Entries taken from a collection
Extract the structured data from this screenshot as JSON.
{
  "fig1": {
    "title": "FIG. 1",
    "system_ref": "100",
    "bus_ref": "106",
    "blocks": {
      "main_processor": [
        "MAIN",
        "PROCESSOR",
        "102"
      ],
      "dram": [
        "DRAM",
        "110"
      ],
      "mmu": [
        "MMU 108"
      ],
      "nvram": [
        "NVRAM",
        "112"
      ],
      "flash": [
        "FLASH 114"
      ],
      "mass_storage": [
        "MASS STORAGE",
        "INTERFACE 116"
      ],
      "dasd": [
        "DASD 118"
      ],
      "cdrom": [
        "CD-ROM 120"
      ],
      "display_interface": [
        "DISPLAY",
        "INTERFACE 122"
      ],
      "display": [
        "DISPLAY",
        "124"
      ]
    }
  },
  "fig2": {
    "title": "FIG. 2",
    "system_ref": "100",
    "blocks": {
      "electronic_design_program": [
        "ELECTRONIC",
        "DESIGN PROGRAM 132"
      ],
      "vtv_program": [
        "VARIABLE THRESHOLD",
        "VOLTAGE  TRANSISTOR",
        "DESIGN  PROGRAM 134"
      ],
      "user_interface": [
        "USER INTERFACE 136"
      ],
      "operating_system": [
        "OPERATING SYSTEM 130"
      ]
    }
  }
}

SET EXERCISE: Copy all the lines, exactly.

TASK RESPONSE:
Extract the structured data from this screenshot as JSON.
{
  "fig1": {
    "title": "FIG. 1",
    "system_ref": "100",
    "bus_ref": "106",
    "blocks": {
      "main_processor": [
        "MAIN",
        "PROCESSOR",
        "102"
      ],
      "dram": [
        "DRAM",
        "110"
      ],
      "mmu": [
        "MMU 108"
      ],
      "nvram": [
        "NVRAM",
        "112"
      ],
      "flash": [
        "FLASH 114"
      ],
      "mass_storage": [
        "MASS STORAGE",
        "INTERFACE 116"
      ],
      "dasd": [
        "DASD 118"
      ],
      "cdrom": [
        "CD-ROM 120"
      ],
      "display_interface": [
        "DISPLAY",
        "INTERFACE 122"
      ],
      "display": [
        "DISPLAY",
        "124"
      ]
    }
  },
  "fig2": {
    "title": "FIG. 2",
    "system_ref": "100",
    "blocks": {
      "electronic_design_program": [
        "ELECTRONIC",
        "DESIGN PROGRAM 132"
      ],
      "vtv_program": [
        "VARIABLE THRESHOLD",
        "VOLTAGE  TRANSISTOR",
        "DESIGN  PROGRAM 134"
      ],
      "user_interface": [
        "USER INTERFACE 136"
      ],
      "operating_system": [
        "OPERATING SYSTEM 130"
      ]
    }
  }
}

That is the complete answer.